● TASK TO COMPLETE
Write every line out verbatim and omit the pictures.

● DATA RECORDS
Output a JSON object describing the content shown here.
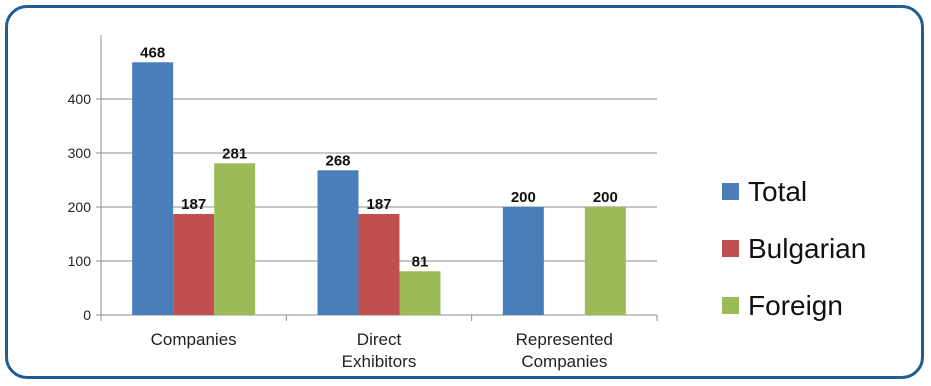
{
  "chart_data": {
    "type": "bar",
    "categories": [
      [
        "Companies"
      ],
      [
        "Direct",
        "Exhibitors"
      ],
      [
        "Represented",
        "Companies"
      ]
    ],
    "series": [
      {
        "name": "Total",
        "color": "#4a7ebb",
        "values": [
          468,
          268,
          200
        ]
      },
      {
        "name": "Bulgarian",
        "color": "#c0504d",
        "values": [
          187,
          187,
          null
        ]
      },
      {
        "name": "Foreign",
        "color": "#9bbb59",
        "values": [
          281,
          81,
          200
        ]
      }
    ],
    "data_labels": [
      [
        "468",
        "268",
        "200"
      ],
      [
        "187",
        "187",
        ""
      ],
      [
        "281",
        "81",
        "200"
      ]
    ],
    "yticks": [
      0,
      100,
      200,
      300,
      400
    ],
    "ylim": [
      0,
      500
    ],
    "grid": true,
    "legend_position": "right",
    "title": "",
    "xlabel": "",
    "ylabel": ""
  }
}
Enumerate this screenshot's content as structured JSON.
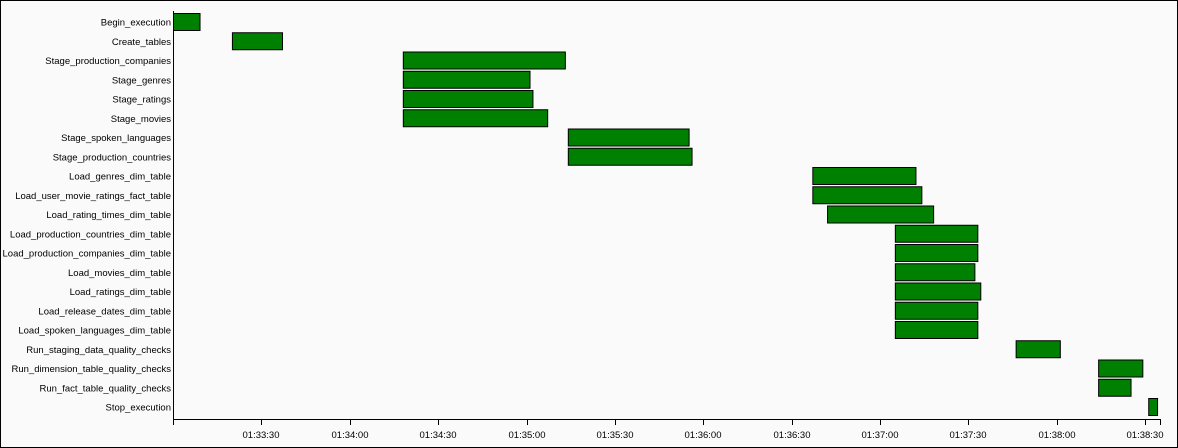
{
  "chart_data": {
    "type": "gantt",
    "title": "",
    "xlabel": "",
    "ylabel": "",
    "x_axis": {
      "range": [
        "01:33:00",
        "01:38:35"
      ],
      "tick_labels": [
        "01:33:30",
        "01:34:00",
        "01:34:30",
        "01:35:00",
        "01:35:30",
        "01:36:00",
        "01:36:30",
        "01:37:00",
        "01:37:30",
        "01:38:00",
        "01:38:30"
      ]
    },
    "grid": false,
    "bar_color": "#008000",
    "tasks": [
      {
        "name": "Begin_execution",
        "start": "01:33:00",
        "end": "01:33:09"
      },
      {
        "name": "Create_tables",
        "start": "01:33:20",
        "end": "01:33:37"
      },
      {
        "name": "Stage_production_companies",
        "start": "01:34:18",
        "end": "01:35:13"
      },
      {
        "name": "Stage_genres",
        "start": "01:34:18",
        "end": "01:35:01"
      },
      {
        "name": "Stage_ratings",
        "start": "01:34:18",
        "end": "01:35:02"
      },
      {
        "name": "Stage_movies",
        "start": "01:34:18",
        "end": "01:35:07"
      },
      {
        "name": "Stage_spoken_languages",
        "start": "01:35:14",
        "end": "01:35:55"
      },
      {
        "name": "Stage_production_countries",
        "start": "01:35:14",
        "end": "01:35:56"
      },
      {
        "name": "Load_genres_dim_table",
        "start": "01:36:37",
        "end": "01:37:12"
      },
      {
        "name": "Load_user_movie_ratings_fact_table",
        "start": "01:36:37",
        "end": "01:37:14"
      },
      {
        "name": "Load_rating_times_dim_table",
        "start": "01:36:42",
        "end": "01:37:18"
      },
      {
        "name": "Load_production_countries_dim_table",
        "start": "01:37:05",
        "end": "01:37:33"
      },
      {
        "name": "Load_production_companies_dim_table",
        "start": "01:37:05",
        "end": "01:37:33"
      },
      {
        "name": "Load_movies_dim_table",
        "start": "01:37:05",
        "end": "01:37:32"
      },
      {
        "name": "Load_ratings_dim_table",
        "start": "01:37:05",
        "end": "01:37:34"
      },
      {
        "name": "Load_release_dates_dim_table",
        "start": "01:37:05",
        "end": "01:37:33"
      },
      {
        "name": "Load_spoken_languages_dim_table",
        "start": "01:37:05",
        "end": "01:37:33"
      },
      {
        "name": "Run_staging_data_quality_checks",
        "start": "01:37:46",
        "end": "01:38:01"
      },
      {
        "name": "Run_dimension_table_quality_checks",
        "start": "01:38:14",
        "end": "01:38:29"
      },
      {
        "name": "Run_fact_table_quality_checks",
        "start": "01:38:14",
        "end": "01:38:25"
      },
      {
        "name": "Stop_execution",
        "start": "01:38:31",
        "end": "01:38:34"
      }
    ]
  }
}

● THE OUTPUT
Output a JSON object describing the content shown here.
{
  "chart_data": {
    "type": "bar",
    "categories": [
      [
        "Companies"
      ],
      [
        "Direct",
        "Exhibitors"
      ],
      [
        "Represented",
        "Companies"
      ]
    ],
    "series": [
      {
        "name": "Total",
        "color": "#4a7ebb",
        "values": [
          468,
          268,
          200
        ]
      },
      {
        "name": "Bulgarian",
        "color": "#c0504d",
        "values": [
          187,
          187,
          null
        ]
      },
      {
        "name": "Foreign",
        "color": "#9bbb59",
        "values": [
          281,
          81,
          200
        ]
      }
    ],
    "data_labels": [
      [
        "468",
        "268",
        "200"
      ],
      [
        "187",
        "187",
        ""
      ],
      [
        "281",
        "81",
        "200"
      ]
    ],
    "yticks": [
      0,
      100,
      200,
      300,
      400
    ],
    "ylim": [
      0,
      500
    ],
    "grid": true,
    "legend_position": "right",
    "title": "",
    "xlabel": "",
    "ylabel": ""
  }
}
Enumerate this screenshot's content as structured JSON.
{
  "chart_data": {
    "type": "gantt",
    "title": "",
    "xlabel": "",
    "ylabel": "",
    "x_axis": {
      "range": [
        "01:33:00",
        "01:38:35"
      ],
      "tick_labels": [
        "01:33:30",
        "01:34:00",
        "01:34:30",
        "01:35:00",
        "01:35:30",
        "01:36:00",
        "01:36:30",
        "01:37:00",
        "01:37:30",
        "01:38:00",
        "01:38:30"
      ]
    },
    "grid": false,
    "bar_color": "#008000",
    "tasks": [
      {
        "name": "Begin_execution",
        "start": "01:33:00",
        "end": "01:33:09"
      },
      {
        "name": "Create_tables",
        "start": "01:33:20",
        "end": "01:33:37"
      },
      {
        "name": "Stage_production_companies",
        "start": "01:34:18",
        "end": "01:35:13"
      },
      {
        "name": "Stage_genres",
        "start": "01:34:18",
        "end": "01:35:01"
      },
      {
        "name": "Stage_ratings",
        "start": "01:34:18",
        "end": "01:35:02"
      },
      {
        "name": "Stage_movies",
        "start": "01:34:18",
        "end": "01:35:07"
      },
      {
        "name": "Stage_spoken_languages",
        "start": "01:35:14",
        "end": "01:35:55"
      },
      {
        "name": "Stage_production_countries",
        "start": "01:35:14",
        "end": "01:35:56"
      },
      {
        "name": "Load_genres_dim_table",
        "start": "01:36:37",
        "end": "01:37:12"
      },
      {
        "name": "Load_user_movie_ratings_fact_table",
        "start": "01:36:37",
        "end": "01:37:14"
      },
      {
        "name": "Load_rating_times_dim_table",
        "start": "01:36:42",
        "end": "01:37:18"
      },
      {
        "name": "Load_production_countries_dim_table",
        "start": "01:37:05",
        "end": "01:37:33"
      },
      {
        "name": "Load_production_companies_dim_table",
        "start": "01:37:05",
        "end": "01:37:33"
      },
      {
        "name": "Load_movies_dim_table",
        "start": "01:37:05",
        "end": "01:37:32"
      },
      {
        "name": "Load_ratings_dim_table",
        "start": "01:37:05",
        "end": "01:37:34"
      },
      {
        "name": "Load_release_dates_dim_table",
        "start": "01:37:05",
        "end": "01:37:33"
      },
      {
        "name": "Load_spoken_languages_dim_table",
        "start": "01:37:05",
        "end": "01:37:33"
      },
      {
        "name": "Run_staging_data_quality_checks",
        "start": "01:37:46",
        "end": "01:38:01"
      },
      {
        "name": "Run_dimension_table_quality_checks",
        "start": "01:38:14",
        "end": "01:38:29"
      },
      {
        "name": "Run_fact_table_quality_checks",
        "start": "01:38:14",
        "end": "01:38:25"
      },
      {
        "name": "Stop_execution",
        "start": "01:38:31",
        "end": "01:38:34"
      }
    ]
  }
}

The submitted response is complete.